(Recorded data)
────

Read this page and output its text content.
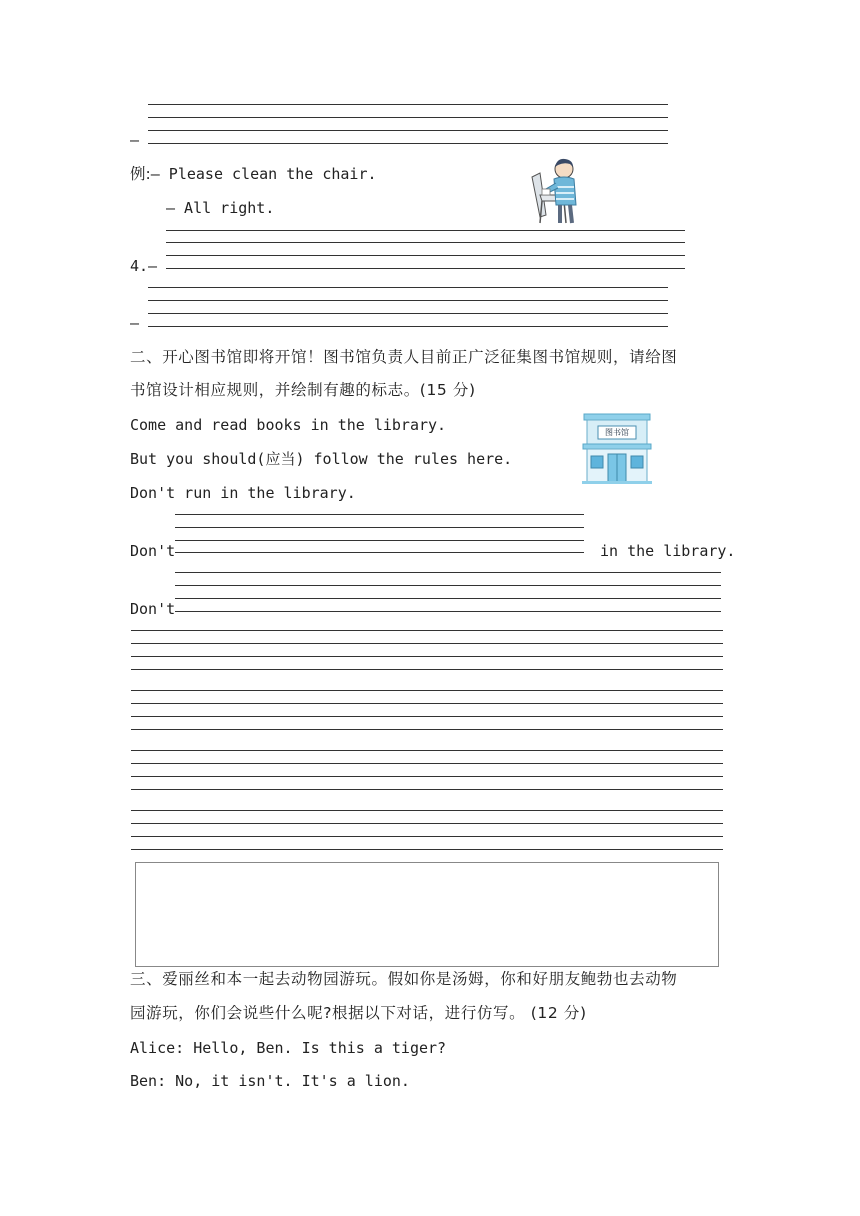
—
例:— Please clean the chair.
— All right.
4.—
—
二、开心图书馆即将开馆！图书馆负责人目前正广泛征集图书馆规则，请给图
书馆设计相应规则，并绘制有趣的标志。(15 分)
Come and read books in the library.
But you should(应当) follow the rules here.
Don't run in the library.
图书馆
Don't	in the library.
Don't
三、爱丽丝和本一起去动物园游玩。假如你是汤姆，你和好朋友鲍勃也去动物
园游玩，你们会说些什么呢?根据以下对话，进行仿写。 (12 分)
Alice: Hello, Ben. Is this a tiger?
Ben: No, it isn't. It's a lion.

────

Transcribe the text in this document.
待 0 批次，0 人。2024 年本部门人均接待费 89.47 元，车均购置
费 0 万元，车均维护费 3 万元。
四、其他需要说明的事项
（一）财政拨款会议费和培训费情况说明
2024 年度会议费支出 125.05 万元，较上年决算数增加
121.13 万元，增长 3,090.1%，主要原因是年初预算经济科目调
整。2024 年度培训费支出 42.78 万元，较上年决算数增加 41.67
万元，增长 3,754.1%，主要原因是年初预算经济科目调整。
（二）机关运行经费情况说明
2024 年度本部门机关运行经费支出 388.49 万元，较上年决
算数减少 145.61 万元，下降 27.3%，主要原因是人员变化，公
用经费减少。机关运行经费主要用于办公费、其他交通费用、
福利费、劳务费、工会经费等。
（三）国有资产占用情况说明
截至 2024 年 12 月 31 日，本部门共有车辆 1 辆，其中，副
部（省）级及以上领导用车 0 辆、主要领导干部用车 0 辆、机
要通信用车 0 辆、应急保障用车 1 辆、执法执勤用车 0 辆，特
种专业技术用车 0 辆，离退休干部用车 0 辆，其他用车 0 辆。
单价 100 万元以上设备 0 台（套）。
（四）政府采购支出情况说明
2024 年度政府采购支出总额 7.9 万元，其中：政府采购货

────

Given exercise: List the lines of the material in which the word "this" occurs.

Output of the exercise:
Read this page and output its text content.
Alice: Hello, Ben. Is this a tiger?
Transcribe the text in this document.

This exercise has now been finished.